→ Objective: In the records below, find each line with the word "color" and copy it.

→ Dataset rows about figures:
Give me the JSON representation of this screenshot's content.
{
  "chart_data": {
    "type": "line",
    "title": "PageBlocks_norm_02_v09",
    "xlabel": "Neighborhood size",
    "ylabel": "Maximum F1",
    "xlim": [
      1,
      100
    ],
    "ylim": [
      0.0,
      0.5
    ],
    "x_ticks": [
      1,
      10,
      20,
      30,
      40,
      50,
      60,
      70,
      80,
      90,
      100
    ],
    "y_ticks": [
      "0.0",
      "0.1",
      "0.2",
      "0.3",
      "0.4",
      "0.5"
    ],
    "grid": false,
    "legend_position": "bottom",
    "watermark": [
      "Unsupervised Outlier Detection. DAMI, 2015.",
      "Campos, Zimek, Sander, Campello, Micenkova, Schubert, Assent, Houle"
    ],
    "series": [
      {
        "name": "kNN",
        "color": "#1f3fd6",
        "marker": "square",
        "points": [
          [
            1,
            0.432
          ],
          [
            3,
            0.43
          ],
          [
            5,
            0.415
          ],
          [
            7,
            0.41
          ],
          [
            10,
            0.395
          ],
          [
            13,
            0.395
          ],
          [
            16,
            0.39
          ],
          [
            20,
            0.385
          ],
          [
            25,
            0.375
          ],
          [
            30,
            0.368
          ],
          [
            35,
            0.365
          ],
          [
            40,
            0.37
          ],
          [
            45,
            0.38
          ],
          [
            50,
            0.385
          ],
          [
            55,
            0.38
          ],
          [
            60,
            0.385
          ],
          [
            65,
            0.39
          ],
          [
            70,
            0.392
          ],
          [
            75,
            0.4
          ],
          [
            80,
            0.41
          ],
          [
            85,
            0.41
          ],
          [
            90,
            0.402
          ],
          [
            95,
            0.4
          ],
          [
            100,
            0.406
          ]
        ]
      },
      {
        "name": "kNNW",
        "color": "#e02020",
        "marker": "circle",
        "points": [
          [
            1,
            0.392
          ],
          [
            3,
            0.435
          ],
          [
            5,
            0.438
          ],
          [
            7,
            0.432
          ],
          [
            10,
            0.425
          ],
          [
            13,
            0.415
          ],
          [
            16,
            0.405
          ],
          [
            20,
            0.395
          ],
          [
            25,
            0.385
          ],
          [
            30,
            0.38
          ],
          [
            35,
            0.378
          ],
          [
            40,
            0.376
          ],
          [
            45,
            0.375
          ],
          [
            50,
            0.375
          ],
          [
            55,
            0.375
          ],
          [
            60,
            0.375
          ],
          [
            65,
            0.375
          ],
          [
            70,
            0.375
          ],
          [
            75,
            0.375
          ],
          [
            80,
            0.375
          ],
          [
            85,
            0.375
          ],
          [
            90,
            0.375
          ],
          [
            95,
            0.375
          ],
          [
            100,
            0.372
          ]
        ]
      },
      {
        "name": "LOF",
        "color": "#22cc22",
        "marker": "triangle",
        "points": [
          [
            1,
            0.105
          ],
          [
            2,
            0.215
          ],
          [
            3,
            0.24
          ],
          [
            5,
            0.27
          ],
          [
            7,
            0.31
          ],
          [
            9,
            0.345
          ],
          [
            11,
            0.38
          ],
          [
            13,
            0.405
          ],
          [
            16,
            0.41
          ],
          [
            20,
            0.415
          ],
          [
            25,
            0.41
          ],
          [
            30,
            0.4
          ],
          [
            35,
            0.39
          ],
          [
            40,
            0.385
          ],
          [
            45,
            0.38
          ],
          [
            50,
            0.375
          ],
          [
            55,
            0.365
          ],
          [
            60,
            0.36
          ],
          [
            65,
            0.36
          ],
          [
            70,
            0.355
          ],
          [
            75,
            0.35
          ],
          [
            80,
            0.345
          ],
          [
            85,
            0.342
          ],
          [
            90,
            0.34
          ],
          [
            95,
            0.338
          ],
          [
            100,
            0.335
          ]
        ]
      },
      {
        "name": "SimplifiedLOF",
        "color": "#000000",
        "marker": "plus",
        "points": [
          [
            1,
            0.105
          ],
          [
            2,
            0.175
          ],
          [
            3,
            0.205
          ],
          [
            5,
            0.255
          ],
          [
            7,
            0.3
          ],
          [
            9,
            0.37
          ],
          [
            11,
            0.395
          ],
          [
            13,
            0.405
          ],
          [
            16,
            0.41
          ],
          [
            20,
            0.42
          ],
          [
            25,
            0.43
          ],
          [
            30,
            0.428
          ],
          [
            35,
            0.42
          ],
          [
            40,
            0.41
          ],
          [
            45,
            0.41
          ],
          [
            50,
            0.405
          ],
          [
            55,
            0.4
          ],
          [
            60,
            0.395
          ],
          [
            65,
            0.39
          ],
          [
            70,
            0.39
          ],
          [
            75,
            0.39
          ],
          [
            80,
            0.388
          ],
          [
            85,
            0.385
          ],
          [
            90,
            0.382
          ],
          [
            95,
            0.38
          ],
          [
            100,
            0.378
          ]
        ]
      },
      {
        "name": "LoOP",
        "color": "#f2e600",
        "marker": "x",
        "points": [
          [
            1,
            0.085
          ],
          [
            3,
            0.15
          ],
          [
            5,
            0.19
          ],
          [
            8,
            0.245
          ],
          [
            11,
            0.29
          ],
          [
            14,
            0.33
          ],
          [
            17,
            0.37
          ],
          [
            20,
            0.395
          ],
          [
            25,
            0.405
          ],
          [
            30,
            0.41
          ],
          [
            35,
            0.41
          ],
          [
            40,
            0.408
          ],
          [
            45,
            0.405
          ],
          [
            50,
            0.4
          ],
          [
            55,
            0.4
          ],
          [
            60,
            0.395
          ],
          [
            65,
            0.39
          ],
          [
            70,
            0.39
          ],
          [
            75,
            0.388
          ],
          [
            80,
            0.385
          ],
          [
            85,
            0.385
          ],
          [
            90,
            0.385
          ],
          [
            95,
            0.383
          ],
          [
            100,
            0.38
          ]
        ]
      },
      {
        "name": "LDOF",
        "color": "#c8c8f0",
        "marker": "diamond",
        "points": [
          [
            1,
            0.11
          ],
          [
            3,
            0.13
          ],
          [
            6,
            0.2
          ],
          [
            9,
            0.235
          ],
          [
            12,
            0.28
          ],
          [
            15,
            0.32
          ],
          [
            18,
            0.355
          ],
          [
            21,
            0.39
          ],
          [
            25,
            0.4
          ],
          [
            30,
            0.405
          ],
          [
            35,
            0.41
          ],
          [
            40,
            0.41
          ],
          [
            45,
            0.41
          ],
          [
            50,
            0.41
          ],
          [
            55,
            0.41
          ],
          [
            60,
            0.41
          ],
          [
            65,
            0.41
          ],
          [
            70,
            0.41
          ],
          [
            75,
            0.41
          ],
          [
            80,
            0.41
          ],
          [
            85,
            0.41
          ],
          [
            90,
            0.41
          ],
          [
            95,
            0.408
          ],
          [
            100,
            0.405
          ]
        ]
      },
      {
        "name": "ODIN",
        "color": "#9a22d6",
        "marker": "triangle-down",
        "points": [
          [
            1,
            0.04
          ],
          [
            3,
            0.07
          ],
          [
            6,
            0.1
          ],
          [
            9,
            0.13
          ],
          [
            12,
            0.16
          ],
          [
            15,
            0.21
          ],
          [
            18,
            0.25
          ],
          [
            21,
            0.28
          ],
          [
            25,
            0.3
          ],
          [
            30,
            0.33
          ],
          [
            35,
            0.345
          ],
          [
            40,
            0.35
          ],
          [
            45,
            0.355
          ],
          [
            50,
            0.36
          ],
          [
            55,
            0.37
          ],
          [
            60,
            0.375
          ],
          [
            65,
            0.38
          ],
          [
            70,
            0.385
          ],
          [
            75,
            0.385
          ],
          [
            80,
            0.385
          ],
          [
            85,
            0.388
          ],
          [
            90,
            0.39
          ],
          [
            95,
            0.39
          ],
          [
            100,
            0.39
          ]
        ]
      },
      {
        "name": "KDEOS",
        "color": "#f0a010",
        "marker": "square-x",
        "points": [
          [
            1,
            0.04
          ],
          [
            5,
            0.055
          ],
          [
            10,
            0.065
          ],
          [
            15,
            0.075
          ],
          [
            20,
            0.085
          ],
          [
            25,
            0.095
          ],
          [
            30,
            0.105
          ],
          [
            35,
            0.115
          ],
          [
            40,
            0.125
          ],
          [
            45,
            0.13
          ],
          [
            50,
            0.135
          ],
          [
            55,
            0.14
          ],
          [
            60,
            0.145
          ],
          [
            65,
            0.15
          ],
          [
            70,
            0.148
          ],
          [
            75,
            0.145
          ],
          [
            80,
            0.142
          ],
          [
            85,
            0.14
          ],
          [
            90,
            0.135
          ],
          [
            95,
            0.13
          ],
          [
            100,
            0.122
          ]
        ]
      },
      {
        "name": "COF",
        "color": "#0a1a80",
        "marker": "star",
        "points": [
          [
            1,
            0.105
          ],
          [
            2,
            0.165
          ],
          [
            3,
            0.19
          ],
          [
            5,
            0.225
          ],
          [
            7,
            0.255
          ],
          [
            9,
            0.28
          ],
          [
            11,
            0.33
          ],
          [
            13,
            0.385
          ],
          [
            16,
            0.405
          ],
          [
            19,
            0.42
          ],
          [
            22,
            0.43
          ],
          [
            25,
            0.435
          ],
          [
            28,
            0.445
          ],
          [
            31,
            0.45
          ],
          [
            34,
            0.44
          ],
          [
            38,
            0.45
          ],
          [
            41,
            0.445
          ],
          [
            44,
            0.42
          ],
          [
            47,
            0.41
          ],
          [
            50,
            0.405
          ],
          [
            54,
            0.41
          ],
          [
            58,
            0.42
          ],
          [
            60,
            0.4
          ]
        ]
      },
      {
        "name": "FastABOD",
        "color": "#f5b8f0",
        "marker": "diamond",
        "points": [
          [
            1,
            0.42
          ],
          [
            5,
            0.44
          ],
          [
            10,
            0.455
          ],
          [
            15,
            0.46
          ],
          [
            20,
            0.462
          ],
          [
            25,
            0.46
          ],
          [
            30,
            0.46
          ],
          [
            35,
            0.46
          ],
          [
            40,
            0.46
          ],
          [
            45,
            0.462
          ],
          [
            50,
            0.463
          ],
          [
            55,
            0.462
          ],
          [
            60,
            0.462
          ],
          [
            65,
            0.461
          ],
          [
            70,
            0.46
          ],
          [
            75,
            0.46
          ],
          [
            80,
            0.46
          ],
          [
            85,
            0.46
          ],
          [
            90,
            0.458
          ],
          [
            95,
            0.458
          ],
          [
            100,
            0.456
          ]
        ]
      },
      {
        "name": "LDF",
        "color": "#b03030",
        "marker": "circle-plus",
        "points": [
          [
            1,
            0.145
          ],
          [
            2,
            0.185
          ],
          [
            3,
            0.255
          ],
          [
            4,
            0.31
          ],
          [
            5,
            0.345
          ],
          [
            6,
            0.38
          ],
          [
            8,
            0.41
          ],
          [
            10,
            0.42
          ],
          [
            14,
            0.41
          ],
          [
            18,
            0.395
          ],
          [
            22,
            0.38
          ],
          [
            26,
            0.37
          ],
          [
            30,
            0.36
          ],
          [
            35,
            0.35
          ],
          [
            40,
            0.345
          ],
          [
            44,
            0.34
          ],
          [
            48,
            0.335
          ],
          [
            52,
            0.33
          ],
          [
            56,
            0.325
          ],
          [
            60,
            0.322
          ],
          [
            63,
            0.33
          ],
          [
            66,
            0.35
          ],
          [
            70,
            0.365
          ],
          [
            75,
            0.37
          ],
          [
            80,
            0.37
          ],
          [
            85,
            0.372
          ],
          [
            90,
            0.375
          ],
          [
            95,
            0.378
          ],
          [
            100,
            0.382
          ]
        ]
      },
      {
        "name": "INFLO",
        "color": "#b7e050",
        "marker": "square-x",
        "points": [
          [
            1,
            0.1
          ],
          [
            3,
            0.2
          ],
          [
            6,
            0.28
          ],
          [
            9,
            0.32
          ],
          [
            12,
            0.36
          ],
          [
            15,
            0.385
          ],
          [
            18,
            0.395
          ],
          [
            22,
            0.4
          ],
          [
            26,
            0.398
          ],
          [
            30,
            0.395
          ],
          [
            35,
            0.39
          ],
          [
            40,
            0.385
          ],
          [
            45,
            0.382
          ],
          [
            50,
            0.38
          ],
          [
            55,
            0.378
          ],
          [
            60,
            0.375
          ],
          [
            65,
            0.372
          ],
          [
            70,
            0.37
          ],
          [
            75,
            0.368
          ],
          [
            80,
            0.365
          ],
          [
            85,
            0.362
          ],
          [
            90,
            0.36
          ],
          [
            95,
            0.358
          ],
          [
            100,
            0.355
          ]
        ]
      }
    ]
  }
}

→ Reply:
        "color": "#1f3fd6",
        "color": "#e02020",
        "color": "#22cc22",
        "color": "#000000",
        "color": "#f2e600",
        "color": "#c8c8f0",
        "color": "#9a22d6",
        "color": "#f0a010",
        "color": "#0a1a80",
        "color": "#f5b8f0",
        "color": "#b03030",
        "color": "#b7e050",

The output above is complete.